# Exercise requirements
Read the listing and extract each line that includes the word "What".

# Given information
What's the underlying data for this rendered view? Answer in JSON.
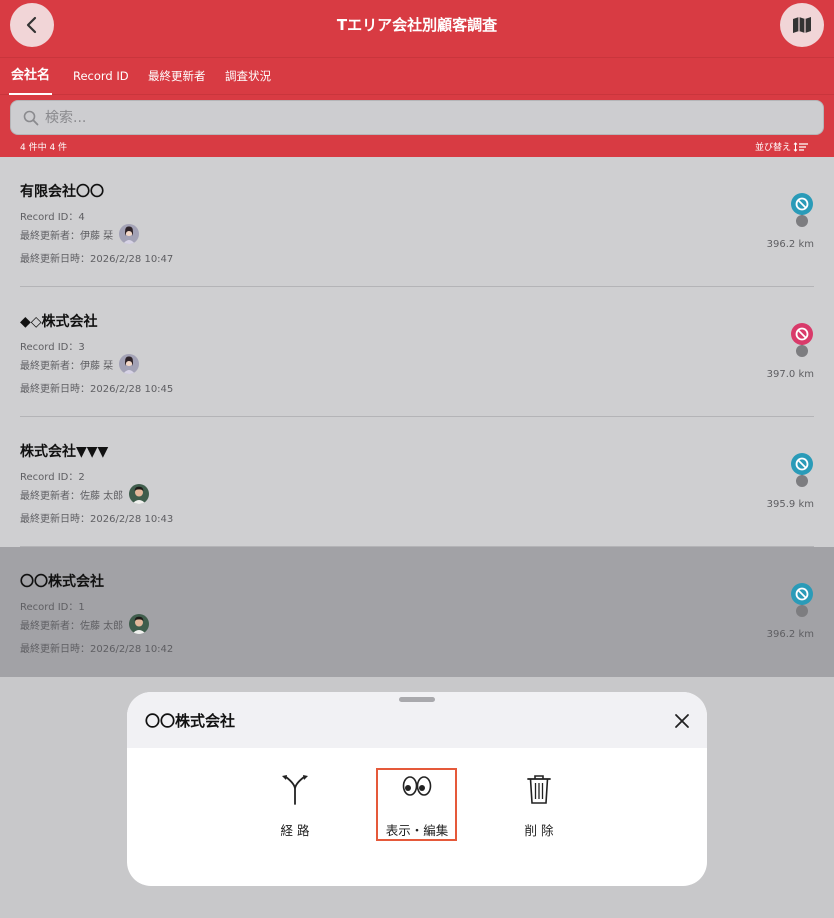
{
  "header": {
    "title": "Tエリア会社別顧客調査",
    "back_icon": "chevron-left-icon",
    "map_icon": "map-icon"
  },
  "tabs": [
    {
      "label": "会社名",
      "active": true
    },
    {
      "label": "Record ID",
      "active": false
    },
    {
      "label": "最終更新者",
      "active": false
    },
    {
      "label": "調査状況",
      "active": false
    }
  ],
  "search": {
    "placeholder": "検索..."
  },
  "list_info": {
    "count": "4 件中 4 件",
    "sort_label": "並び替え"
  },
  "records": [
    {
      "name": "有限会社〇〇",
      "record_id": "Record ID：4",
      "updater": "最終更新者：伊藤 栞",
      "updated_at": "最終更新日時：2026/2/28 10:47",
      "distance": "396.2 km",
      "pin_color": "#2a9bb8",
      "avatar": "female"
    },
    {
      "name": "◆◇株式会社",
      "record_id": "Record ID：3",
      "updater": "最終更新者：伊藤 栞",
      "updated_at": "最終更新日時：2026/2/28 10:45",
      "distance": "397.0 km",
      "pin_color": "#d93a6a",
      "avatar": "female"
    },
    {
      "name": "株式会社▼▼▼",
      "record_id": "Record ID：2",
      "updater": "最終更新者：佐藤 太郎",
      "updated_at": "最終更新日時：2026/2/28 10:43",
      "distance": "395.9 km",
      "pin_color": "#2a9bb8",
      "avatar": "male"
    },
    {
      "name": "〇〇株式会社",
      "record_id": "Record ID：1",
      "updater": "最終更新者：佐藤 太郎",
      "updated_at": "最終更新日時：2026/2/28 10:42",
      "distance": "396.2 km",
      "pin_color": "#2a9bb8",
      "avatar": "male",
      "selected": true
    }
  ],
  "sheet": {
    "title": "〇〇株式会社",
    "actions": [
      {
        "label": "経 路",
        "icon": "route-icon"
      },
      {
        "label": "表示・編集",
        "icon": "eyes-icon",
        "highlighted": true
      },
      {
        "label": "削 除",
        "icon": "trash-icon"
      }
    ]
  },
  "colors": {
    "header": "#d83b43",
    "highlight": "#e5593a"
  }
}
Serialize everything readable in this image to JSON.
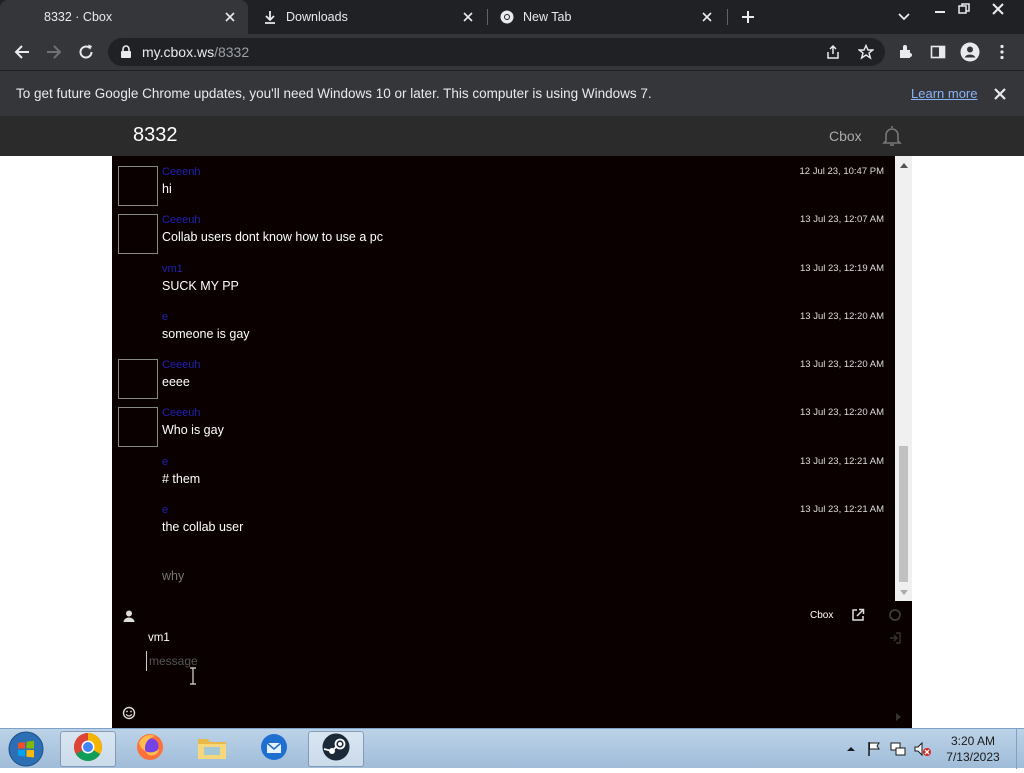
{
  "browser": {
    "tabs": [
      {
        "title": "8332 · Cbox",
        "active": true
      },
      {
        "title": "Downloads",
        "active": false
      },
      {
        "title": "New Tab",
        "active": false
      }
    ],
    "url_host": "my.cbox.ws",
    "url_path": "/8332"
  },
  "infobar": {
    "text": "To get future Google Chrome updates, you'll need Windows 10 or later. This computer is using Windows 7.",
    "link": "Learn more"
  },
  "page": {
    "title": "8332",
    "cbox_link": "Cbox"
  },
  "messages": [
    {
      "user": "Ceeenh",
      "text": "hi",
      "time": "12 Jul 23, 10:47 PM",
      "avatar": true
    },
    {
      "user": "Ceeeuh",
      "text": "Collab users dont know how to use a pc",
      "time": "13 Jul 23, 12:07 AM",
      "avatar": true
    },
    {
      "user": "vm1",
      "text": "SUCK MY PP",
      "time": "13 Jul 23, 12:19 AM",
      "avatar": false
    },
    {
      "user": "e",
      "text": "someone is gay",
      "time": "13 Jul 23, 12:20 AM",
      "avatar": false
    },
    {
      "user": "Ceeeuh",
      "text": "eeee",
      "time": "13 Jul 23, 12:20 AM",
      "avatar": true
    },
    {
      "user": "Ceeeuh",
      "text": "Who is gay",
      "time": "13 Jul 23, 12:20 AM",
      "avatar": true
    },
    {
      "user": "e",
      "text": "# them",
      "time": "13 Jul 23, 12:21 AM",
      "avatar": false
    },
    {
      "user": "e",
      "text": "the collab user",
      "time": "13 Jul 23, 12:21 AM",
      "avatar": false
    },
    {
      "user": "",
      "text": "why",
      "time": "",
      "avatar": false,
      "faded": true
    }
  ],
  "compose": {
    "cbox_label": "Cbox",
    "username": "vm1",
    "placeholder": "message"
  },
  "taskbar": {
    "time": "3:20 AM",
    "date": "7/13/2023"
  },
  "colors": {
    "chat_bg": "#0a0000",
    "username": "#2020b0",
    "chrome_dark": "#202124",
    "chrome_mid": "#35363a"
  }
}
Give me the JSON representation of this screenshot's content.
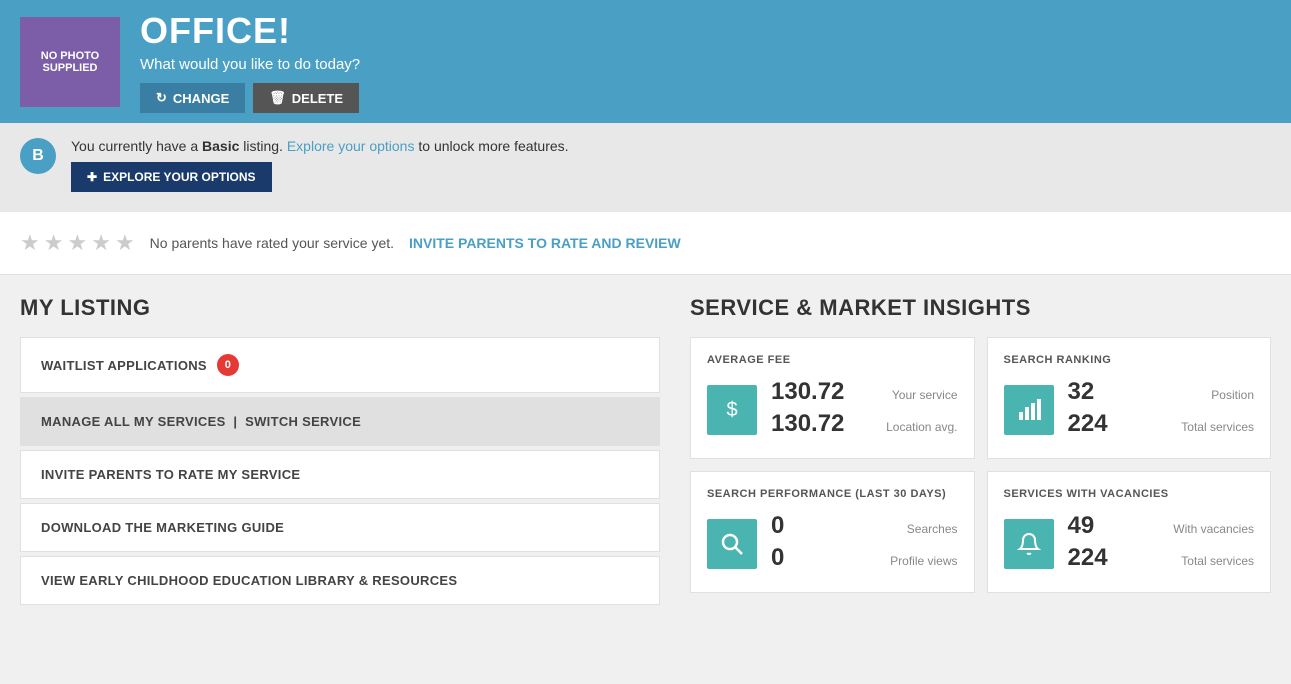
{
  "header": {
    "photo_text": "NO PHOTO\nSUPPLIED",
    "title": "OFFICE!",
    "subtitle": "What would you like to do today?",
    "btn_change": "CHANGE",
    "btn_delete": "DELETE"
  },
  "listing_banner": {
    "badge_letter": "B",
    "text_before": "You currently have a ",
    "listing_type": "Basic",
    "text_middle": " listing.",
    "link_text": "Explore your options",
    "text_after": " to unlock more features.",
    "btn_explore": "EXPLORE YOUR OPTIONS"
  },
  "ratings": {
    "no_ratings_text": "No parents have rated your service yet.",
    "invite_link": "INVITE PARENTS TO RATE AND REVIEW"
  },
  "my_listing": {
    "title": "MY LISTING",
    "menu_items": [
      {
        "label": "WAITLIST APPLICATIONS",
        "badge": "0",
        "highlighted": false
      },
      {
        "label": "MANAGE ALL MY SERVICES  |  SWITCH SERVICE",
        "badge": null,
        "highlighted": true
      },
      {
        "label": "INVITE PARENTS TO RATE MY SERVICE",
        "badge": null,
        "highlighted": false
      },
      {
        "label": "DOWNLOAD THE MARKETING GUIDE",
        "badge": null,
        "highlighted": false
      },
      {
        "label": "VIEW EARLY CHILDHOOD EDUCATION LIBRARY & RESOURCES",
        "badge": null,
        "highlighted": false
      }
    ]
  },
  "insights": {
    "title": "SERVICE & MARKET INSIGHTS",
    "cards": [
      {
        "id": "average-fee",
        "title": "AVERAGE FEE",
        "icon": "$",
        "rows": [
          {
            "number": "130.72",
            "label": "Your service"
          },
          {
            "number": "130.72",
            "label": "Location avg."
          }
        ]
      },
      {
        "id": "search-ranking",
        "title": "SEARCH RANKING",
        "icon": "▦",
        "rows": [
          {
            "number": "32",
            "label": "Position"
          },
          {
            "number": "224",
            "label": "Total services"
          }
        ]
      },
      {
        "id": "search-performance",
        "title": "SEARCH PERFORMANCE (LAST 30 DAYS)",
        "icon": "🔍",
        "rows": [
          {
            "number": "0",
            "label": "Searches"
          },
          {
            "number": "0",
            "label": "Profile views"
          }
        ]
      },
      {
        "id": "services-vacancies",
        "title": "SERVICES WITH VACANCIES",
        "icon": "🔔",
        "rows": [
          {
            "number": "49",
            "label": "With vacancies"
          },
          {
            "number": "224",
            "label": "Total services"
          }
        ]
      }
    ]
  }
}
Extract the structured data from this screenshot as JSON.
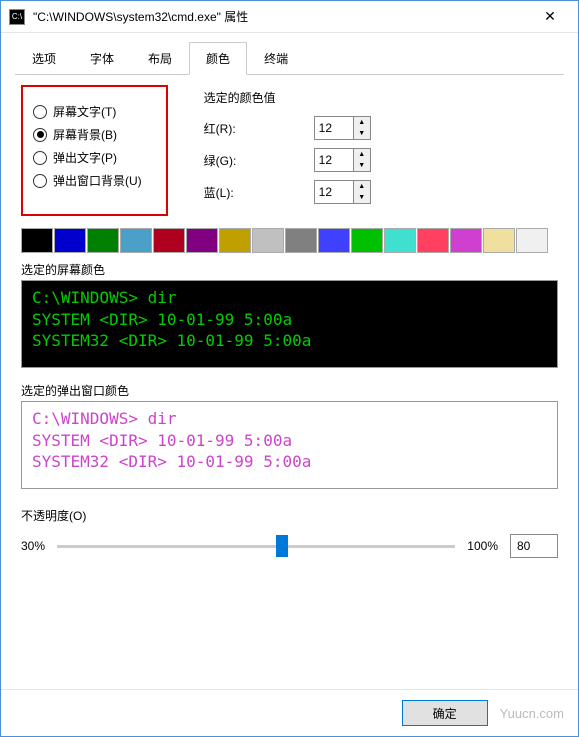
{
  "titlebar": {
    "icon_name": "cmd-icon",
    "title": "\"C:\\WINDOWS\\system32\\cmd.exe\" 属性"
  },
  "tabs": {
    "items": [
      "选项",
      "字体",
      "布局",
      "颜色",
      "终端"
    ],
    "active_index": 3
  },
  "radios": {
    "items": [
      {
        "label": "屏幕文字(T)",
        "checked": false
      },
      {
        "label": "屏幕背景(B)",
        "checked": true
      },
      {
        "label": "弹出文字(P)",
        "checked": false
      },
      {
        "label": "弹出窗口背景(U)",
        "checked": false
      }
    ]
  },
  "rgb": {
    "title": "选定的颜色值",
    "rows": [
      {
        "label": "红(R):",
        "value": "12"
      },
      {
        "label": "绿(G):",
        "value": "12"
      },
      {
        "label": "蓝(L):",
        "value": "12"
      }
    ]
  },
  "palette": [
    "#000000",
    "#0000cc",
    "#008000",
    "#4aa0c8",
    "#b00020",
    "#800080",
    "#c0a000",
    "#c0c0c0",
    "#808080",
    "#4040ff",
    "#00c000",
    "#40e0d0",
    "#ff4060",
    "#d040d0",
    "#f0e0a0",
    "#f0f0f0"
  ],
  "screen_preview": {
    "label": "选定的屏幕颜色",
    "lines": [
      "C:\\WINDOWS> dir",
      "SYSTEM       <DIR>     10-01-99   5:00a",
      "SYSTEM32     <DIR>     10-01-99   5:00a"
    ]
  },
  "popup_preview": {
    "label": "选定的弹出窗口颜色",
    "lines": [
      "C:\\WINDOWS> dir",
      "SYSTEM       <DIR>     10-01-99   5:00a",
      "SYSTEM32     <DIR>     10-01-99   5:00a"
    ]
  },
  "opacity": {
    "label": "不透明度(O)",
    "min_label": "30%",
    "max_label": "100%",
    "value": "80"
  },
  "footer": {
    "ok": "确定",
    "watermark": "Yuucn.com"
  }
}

# Response to the task
What's the underlying data for this rendered view? Answer in JSON.
    "subtitle": "What would you like to do today?",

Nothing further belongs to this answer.